What you have to do: Show every line in the entries below where the word "Stock" appears.

Data provided:
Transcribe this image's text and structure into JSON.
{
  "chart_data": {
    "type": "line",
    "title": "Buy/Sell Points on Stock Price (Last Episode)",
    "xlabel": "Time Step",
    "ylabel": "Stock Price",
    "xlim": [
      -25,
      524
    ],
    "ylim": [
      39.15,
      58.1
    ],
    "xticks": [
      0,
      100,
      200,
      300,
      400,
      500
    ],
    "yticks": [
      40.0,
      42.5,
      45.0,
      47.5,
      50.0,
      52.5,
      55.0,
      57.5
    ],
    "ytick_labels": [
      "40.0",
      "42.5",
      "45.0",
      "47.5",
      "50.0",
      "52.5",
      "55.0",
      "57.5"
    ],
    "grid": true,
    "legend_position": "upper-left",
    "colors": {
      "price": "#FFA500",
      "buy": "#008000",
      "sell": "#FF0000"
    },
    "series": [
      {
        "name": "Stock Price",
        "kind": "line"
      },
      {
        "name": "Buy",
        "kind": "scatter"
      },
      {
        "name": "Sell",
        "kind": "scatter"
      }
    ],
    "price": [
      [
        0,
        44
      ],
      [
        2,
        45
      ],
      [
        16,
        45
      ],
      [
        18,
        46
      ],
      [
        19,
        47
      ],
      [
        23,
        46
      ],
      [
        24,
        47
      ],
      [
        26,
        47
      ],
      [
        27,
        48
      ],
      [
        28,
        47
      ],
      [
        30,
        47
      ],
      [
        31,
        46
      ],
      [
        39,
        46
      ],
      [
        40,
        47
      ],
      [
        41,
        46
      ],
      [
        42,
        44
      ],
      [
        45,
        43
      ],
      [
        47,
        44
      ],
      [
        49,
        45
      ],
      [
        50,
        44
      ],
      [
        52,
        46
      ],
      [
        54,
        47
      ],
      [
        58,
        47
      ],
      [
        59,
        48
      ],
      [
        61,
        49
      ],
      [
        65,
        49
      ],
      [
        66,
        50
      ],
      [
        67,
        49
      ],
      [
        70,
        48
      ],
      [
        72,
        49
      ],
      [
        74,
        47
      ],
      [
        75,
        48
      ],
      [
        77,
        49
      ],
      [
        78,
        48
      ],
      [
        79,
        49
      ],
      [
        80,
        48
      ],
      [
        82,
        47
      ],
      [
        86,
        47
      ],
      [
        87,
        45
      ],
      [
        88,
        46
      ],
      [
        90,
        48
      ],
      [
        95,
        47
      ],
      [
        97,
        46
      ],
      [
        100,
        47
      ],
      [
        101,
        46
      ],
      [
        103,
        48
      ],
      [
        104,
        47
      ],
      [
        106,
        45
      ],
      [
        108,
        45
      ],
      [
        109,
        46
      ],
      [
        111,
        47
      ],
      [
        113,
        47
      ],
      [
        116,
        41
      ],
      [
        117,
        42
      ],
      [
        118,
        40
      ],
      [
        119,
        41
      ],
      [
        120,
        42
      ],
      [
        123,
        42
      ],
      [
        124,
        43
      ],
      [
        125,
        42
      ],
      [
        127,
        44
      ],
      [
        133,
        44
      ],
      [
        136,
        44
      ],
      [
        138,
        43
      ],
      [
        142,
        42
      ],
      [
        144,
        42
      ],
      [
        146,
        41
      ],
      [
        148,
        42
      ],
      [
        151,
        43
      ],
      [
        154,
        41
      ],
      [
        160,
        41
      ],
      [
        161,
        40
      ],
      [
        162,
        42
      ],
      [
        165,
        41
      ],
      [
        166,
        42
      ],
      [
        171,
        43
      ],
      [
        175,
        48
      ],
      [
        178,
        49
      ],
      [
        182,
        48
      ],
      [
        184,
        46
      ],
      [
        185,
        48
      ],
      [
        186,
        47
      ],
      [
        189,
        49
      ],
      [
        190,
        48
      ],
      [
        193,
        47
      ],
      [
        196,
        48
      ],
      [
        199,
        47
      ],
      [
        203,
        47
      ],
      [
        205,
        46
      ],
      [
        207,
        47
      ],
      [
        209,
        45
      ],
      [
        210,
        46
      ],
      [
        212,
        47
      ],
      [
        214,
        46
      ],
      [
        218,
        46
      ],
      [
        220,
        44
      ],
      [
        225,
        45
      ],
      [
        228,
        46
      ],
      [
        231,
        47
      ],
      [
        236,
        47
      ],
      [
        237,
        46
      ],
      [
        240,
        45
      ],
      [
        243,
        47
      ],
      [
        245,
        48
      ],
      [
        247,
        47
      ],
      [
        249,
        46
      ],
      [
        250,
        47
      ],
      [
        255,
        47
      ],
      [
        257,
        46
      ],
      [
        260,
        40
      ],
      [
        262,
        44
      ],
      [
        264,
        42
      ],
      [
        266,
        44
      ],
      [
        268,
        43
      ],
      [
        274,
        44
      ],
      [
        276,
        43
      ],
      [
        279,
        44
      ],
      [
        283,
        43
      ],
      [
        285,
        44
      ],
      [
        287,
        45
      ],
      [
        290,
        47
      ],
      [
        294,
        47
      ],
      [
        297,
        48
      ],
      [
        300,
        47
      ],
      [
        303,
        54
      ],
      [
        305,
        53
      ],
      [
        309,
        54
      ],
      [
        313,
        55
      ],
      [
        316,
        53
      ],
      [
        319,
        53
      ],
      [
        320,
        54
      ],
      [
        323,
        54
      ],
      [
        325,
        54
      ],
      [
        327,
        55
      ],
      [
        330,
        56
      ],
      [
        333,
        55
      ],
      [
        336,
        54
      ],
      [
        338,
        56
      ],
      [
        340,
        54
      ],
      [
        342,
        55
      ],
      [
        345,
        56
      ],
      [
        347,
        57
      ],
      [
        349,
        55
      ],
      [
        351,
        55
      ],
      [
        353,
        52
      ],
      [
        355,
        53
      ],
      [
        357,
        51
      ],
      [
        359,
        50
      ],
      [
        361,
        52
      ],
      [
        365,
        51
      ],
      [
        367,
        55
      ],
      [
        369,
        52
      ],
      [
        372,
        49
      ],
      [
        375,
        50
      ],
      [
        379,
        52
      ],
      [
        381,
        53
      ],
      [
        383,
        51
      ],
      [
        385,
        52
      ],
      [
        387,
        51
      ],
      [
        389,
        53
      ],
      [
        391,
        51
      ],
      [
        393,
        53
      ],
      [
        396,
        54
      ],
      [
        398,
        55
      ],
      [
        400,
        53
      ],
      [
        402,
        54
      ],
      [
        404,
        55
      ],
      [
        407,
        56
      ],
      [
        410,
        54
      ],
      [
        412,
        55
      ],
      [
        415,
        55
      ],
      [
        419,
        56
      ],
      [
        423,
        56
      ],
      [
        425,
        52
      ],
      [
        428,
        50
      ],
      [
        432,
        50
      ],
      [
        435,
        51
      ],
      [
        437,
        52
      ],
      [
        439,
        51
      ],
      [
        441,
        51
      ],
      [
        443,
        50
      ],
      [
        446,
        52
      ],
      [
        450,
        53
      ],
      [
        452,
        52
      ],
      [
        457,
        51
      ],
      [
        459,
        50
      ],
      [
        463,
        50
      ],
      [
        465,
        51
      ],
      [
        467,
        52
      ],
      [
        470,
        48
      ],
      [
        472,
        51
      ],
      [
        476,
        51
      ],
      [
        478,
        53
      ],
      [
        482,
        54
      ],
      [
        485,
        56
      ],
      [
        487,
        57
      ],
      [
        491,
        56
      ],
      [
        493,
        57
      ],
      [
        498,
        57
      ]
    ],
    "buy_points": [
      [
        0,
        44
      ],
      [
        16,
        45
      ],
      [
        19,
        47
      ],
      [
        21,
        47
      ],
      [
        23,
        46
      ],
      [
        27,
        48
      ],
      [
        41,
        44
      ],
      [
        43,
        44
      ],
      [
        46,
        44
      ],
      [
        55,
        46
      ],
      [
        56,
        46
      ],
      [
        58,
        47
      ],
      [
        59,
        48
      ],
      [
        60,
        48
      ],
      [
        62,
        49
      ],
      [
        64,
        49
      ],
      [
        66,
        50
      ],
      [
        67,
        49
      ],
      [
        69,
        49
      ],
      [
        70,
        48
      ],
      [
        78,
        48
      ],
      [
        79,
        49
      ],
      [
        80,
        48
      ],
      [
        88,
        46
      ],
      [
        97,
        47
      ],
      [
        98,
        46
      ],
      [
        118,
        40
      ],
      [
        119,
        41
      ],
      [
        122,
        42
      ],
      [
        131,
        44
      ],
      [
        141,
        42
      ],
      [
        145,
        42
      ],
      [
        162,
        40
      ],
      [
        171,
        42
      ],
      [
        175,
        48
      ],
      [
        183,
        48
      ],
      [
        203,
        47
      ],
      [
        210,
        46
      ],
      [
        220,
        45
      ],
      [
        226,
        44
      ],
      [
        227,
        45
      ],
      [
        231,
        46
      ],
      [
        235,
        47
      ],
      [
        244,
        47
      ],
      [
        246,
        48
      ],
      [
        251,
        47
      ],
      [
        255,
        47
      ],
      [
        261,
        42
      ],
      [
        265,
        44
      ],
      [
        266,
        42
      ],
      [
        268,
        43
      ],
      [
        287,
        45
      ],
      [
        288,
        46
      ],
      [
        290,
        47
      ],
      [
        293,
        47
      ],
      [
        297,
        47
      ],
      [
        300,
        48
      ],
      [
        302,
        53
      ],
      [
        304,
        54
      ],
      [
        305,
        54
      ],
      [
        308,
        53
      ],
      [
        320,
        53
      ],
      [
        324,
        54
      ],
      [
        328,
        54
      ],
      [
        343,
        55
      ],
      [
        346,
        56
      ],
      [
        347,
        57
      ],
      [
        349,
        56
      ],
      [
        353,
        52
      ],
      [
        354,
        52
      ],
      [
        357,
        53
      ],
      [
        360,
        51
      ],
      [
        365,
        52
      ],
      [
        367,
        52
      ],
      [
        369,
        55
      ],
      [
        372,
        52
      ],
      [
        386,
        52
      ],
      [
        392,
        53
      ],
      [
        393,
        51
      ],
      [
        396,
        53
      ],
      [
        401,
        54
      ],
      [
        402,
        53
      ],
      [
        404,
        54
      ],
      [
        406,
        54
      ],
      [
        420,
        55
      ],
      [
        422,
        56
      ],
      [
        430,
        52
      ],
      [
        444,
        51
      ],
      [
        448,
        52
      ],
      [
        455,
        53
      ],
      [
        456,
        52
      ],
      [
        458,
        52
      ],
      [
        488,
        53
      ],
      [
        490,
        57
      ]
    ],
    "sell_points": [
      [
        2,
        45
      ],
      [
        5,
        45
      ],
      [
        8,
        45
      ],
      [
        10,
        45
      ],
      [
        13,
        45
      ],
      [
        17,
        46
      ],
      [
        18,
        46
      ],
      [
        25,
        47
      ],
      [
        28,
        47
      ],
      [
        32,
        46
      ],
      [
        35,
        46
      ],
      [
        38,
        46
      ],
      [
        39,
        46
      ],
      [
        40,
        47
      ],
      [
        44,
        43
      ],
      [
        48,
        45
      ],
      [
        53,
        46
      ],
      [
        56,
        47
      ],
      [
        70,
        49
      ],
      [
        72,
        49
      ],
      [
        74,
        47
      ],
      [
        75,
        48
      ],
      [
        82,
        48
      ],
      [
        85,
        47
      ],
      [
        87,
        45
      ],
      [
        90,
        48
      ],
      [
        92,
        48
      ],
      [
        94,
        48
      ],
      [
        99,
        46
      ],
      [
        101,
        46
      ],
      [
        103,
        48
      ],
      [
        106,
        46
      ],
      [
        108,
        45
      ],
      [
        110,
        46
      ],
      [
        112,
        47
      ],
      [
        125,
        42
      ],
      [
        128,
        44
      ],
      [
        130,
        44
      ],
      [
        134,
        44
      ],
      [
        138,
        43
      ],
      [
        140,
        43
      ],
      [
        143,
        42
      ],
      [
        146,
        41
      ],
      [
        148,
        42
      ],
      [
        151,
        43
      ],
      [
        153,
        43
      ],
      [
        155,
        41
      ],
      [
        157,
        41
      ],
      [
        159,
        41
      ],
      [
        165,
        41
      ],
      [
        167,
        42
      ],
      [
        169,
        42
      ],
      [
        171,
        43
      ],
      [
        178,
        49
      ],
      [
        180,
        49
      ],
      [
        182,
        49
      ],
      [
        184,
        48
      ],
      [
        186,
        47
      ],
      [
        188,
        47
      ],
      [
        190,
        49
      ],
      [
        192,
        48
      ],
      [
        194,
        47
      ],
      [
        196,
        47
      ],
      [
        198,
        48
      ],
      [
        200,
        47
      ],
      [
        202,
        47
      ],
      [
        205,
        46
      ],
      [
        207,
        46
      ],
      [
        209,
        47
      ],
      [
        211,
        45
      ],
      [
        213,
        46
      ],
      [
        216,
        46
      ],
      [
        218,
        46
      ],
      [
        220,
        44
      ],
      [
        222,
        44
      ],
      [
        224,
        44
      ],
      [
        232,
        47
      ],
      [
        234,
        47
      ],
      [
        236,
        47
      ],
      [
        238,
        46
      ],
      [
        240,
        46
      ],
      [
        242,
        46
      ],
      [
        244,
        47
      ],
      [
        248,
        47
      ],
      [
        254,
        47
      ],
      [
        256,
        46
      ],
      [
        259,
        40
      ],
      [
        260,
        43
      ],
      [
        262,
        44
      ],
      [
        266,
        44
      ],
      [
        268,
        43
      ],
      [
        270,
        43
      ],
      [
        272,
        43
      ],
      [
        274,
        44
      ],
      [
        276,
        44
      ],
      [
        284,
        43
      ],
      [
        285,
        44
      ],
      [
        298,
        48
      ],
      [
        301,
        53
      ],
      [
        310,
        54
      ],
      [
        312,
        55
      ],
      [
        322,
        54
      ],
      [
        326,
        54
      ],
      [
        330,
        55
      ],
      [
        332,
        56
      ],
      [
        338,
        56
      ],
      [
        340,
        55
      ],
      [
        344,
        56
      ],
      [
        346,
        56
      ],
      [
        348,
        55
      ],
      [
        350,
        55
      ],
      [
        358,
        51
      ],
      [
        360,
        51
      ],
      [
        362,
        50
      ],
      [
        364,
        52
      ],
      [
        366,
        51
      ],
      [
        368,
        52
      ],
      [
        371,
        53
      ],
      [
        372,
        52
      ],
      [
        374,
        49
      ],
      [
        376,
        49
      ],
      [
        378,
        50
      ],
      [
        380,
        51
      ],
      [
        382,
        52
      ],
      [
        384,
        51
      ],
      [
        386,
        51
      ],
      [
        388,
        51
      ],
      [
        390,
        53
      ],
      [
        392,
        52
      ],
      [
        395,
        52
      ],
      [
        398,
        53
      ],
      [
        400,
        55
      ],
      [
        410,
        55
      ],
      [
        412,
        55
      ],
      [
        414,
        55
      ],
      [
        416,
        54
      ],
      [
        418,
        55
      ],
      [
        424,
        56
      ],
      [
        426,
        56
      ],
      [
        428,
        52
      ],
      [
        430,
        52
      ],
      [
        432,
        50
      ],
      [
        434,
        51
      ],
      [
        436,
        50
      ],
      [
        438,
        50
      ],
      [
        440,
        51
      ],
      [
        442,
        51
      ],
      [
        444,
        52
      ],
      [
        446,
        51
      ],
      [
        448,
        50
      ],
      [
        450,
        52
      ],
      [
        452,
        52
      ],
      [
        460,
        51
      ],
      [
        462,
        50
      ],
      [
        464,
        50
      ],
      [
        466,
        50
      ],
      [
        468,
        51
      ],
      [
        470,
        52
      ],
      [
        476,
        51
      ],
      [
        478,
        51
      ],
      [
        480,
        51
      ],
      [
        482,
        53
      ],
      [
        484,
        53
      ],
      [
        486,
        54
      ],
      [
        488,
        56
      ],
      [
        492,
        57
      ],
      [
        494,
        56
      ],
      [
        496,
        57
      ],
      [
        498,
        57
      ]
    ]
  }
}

Task response:
    "title": "Buy/Sell Points on Stock Price (Last Episode)",
    "ylabel": "Stock Price",
        "name": "Stock Price",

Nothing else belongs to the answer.